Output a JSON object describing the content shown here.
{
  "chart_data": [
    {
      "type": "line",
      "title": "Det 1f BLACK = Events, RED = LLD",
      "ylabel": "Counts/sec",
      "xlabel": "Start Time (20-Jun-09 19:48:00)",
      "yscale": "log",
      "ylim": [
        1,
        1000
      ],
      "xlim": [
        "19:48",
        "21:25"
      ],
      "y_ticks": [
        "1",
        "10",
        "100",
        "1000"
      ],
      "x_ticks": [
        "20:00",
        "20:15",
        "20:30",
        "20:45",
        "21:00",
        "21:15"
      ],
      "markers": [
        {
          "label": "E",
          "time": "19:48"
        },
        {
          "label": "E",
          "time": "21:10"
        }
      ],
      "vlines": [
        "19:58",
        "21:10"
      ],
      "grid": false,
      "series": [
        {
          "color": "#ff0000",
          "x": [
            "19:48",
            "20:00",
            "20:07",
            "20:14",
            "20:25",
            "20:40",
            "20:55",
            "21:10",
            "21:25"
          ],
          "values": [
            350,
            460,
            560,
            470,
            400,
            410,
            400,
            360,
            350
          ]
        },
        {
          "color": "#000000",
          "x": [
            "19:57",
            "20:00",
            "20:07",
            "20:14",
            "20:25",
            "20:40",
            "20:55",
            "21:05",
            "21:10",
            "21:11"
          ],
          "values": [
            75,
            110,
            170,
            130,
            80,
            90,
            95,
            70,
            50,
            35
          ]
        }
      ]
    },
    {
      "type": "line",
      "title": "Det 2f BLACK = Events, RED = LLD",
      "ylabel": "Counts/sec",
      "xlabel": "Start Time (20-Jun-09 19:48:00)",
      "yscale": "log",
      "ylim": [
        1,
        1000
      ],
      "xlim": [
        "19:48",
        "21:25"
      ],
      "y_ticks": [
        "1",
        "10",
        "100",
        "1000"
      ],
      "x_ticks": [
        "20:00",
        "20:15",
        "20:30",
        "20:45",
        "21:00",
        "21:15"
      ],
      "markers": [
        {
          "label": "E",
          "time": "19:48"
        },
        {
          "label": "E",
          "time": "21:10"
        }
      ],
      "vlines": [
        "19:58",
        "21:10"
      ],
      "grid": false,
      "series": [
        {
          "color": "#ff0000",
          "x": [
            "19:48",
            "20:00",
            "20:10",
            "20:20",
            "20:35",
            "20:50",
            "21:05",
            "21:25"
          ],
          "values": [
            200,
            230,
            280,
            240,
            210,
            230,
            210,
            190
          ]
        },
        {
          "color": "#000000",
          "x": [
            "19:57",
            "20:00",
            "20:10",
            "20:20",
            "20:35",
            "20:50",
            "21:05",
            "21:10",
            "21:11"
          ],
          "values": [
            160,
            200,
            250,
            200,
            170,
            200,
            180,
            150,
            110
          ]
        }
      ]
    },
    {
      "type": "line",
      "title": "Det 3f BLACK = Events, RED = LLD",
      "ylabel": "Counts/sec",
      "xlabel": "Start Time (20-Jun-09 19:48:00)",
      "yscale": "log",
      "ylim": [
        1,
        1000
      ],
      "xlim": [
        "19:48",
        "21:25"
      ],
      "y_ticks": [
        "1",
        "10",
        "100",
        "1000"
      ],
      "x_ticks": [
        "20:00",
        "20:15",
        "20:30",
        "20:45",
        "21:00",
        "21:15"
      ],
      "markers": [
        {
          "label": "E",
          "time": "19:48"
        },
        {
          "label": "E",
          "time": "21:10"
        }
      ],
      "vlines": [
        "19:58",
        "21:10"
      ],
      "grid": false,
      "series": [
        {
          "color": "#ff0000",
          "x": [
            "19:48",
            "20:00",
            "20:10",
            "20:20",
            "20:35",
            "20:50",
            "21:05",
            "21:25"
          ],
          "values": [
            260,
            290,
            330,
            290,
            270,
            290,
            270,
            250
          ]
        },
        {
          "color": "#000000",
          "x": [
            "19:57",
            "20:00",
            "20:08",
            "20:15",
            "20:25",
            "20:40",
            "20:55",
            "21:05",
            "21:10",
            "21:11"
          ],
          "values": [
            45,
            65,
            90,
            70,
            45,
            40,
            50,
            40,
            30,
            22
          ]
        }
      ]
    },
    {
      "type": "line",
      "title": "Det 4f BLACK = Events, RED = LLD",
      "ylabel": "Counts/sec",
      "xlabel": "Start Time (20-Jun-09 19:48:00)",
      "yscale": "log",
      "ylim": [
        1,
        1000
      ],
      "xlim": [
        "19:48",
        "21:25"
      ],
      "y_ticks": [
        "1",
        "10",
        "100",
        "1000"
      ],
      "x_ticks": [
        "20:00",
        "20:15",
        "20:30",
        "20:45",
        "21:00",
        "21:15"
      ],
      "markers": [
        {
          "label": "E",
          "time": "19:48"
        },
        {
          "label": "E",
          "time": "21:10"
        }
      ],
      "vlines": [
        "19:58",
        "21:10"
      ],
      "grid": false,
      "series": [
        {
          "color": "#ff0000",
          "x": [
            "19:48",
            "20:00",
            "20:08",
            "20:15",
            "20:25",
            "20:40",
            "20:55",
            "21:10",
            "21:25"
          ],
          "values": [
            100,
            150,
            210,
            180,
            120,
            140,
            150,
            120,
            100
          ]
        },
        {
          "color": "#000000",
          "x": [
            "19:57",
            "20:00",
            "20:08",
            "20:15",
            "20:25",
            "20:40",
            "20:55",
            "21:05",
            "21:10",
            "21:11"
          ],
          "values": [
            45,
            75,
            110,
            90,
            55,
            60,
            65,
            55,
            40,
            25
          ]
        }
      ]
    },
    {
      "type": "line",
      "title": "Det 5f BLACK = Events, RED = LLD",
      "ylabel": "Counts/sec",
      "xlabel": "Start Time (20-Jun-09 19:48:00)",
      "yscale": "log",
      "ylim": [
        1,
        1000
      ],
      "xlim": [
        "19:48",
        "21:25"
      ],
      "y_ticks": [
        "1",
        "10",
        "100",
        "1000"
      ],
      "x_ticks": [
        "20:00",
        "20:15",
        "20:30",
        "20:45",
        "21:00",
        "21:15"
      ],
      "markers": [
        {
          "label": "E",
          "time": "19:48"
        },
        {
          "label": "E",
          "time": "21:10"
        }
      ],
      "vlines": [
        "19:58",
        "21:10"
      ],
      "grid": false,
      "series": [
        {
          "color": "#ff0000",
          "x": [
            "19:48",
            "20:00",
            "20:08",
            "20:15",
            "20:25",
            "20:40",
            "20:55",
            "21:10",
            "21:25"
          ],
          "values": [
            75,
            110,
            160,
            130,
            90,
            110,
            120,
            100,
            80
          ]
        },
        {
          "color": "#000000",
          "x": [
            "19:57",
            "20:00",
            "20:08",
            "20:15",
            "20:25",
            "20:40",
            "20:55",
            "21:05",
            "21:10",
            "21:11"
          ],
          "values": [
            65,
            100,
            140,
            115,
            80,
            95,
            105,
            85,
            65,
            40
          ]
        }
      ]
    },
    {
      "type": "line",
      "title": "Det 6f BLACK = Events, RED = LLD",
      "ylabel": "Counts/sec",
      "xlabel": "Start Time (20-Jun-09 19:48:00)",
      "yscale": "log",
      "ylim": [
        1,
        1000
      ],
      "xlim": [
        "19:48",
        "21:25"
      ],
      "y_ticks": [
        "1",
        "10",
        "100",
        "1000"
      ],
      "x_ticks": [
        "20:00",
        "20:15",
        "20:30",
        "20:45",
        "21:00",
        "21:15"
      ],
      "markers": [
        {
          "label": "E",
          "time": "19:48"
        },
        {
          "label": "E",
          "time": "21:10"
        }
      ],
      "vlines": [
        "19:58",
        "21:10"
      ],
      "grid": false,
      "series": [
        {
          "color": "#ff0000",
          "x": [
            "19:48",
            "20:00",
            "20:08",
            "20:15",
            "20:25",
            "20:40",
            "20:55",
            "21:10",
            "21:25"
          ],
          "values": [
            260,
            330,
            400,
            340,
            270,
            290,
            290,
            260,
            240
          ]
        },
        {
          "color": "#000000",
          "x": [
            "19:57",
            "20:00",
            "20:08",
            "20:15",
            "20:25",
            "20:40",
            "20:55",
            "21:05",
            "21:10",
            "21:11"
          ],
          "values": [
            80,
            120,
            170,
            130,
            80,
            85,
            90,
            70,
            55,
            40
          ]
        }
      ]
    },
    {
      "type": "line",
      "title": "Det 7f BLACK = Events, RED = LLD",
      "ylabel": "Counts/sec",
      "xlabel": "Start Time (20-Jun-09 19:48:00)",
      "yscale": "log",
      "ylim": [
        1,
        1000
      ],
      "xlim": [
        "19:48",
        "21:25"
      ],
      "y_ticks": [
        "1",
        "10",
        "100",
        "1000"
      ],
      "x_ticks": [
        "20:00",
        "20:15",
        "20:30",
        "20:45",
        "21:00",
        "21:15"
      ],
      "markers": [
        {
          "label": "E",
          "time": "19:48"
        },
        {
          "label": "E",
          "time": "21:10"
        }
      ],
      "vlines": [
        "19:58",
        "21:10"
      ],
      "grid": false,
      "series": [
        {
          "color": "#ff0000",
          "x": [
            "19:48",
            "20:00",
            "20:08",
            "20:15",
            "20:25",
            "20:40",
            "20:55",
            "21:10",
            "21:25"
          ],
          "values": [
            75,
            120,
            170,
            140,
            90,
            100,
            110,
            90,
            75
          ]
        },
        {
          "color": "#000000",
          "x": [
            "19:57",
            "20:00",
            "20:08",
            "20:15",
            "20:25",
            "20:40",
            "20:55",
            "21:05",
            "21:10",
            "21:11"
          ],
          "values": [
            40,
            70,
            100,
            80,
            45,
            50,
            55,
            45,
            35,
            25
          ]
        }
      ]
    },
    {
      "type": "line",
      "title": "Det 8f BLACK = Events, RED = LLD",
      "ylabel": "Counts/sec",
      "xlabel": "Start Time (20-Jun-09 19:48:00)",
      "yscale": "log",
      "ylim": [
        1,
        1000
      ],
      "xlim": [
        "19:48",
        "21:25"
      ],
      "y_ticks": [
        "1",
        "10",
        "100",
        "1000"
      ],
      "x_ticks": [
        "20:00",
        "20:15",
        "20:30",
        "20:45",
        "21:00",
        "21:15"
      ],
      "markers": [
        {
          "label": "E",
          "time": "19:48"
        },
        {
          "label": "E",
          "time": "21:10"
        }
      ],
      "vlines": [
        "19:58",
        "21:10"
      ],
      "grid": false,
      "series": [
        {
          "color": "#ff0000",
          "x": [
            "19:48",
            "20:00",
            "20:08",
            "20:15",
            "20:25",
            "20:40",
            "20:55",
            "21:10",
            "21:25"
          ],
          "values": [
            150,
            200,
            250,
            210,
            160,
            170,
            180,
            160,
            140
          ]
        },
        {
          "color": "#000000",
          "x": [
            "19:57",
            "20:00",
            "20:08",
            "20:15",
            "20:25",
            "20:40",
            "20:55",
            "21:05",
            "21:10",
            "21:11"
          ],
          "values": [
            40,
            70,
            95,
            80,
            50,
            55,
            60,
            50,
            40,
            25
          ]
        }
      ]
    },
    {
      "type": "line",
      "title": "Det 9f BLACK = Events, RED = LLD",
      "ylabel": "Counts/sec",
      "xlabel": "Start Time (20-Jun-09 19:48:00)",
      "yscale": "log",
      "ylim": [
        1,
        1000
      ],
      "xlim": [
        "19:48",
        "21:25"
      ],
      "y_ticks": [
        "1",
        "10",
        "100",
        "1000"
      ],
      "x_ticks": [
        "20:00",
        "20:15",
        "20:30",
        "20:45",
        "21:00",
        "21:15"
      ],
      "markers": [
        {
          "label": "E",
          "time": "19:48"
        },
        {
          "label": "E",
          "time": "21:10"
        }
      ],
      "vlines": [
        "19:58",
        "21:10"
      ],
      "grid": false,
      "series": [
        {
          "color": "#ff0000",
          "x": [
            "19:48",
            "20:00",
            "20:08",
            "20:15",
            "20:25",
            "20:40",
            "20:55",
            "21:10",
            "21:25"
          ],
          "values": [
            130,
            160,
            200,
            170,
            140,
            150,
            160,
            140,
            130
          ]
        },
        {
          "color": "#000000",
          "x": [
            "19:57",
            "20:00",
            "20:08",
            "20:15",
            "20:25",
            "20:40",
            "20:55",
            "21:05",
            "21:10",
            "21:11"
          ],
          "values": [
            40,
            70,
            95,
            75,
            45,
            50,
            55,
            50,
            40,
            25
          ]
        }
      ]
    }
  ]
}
+ + + + + + +
WORK REQUIRED
State the count of lines holding the string "Events" in the listing above, and nothing else.

SOLUTION TO THIS EXERCISE
9